+++ SUPPLIED DATA +++

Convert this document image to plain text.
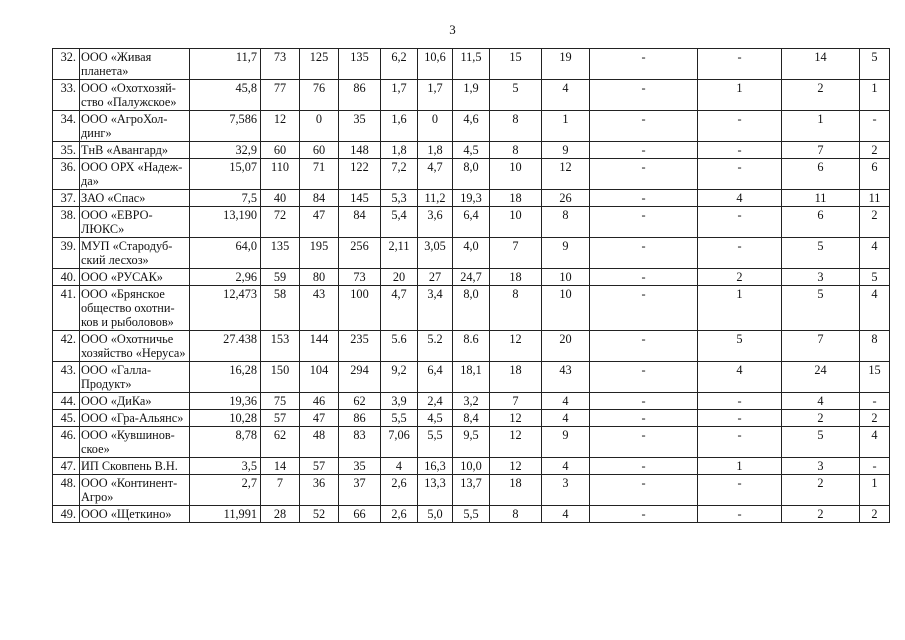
3
32.	ООО «Живая планета»	11,7	73	125	135	6,2	10,6	11,5	15	19	-	-	14	5
33.	ООО «Охотхозяй-ство «Палужское»	45,8	77	76	86	1,7	1,7	1,9	5	4	-	1	2	1
34.	ООО «АгроХол-динг»	7,586	12	0	35	1,6	0	4,6	8	1	-	-	1	-
35.	ТнВ «Авангард»	32,9	60	60	148	1,8	1,8	4,5	8	9	-	-	7	2
36.	ООО ОРХ «Надеж-да»	15,07	110	71	122	7,2	4,7	8,0	10	12	-	-	6	6
37.	ЗАО «Спас»	7,5	40	84	145	5,3	11,2	19,3	18	26	-	4	11	11
38.	ООО «ЕВРО-ЛЮКС»	13,190	72	47	84	5,4	3,6	6,4	10	8	-	-	6	2
39.	МУП «Стародуб-ский лесхоз»	64,0	135	195	256	2,11	3,05	4,0	7	9	-	-	5	4
40.	ООО «РУСАК»	2,96	59	80	73	20	27	24,7	18	10	-	2	3	5
41.	ООО «Брянское общество охотни-ков и рыболовов»	12,473	58	43	100	4,7	3,4	8,0	8	10	-	1	5	4
42.	ООО «Охотничье хозяйство «Неруса»	27.438	153	144	235	5.6	5.2	8.6	12	20	-	5	7	8
43.	ООО «Галла-Продукт»	16,28	150	104	294	9,2	6,4	18,1	18	43	-	4	24	15
44.	ООО «ДиКа»	19,36	75	46	62	3,9	2,4	3,2	7	4	-	-	4	-
45.	ООО «Гра-Альянс»	10,28	57	47	86	5,5	4,5	8,4	12	4	-	-	2	2
46.	ООО «Кувшинов-ское»	8,78	62	48	83	7,06	5,5	9,5	12	9	-	-	5	4
47.	ИП Сковпень В.Н.	3,5	14	57	35	4	16,3	10,0	12	4	-	1	3	-
48.	ООО «Континент-Агро»	2,7	7	36	37	2,6	13,3	13,7	18	3	-	-	2	1
49.	ООО «Щеткино»	11,991	28	52	66	2,6	5,0	5,5	8	4	-	-	2	2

+++

▸ **THE EXERCISE**
All of the entries above should be duplicated exactly, except for the pictures.

▸ **PROBLEM SOLUTION**
Convert this document image to plain text.
3
32.	ООО «Живая планета»	11,7	73	125	135	6,2	10,6	11,5	15	19	-	-	14	5
33.	ООО «Охотхозяй-ство «Палужское»	45,8	77	76	86	1,7	1,7	1,9	5	4	-	1	2	1
34.	ООО «АгроХол-динг»	7,586	12	0	35	1,6	0	4,6	8	1	-	-	1	-
35.	ТнВ «Авангард»	32,9	60	60	148	1,8	1,8	4,5	8	9	-	-	7	2
36.	ООО ОРХ «Надеж-да»	15,07	110	71	122	7,2	4,7	8,0	10	12	-	-	6	6
37.	ЗАО «Спас»	7,5	40	84	145	5,3	11,2	19,3	18	26	-	4	11	11
38.	ООО «ЕВРО-ЛЮКС»	13,190	72	47	84	5,4	3,6	6,4	10	8	-	-	6	2
39.	МУП «Стародуб-ский лесхоз»	64,0	135	195	256	2,11	3,05	4,0	7	9	-	-	5	4
40.	ООО «РУСАК»	2,96	59	80	73	20	27	24,7	18	10	-	2	3	5
41.	ООО «Брянское общество охотни-ков и рыболовов»	12,473	58	43	100	4,7	3,4	8,0	8	10	-	1	5	4
42.	ООО «Охотничье хозяйство «Неруса»	27.438	153	144	235	5.6	5.2	8.6	12	20	-	5	7	8
43.	ООО «Галла-Продукт»	16,28	150	104	294	9,2	6,4	18,1	18	43	-	4	24	15
44.	ООО «ДиКа»	19,36	75	46	62	3,9	2,4	3,2	7	4	-	-	4	-
45.	ООО «Гра-Альянс»	10,28	57	47	86	5,5	4,5	8,4	12	4	-	-	2	2
46.	ООО «Кувшинов-ское»	8,78	62	48	83	7,06	5,5	9,5	12	9	-	-	5	4
47.	ИП Сковпень В.Н.	3,5	14	57	35	4	16,3	10,0	12	4	-	1	3	-
48.	ООО «Континент-Агро»	2,7	7	36	37	2,6	13,3	13,7	18	3	-	-	2	1
49.	ООО «Щеткино»	11,991	28	52	66	2,6	5,0	5,5	8	4	-	-	2	2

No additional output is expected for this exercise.